== WRITTEN EXERCISE ==
Copy out all the entries exactly.

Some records
# # #
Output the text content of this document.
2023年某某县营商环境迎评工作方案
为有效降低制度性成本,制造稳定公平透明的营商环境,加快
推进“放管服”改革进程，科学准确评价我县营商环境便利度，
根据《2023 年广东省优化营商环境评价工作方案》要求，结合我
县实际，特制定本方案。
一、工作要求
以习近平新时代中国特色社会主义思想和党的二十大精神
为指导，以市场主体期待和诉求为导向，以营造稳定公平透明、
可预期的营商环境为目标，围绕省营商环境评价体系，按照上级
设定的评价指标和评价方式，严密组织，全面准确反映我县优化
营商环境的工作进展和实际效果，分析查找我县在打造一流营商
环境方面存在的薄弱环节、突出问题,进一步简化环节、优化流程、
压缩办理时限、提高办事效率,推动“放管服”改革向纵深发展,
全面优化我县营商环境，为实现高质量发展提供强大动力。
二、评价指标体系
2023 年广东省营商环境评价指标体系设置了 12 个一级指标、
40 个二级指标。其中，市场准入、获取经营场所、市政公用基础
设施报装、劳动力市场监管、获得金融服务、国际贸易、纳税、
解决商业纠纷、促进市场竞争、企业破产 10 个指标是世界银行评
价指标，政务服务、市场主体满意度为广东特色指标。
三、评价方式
# # #
== RESULT FOR THIS EXERCISE ==
Output the text content of this document.
2023年某某县营商环境迎评工作方案
为有效降低制度性成本,制造稳定公平透明的营商环境,加快
推进“放管服”改革进程，科学准确评价我县营商环境便利度，
根据《2023 年广东省优化营商环境评价工作方案》要求，结合我
县实际，特制定本方案。
一、工作要求
以习近平新时代中国特色社会主义思想和党的二十大精神
为指导，以市场主体期待和诉求为导向，以营造稳定公平透明、
可预期的营商环境为目标，围绕省营商环境评价体系，按照上级
设定的评价指标和评价方式，严密组织，全面准确反映我县优化
营商环境的工作进展和实际效果，分析查找我县在打造一流营商
环境方面存在的薄弱环节、突出问题,进一步简化环节、优化流程、
压缩办理时限、提高办事效率,推动“放管服”改革向纵深发展,
全面优化我县营商环境，为实现高质量发展提供强大动力。
二、评价指标体系
2023 年广东省营商环境评价指标体系设置了 12 个一级指标、
40 个二级指标。其中，市场准入、获取经营场所、市政公用基础
设施报装、劳动力市场监管、获得金融服务、国际贸易、纳税、
解决商业纠纷、促进市场竞争、企业破产 10 个指标是世界银行评
价指标，政务服务、市场主体满意度为广东特色指标。
三、评价方式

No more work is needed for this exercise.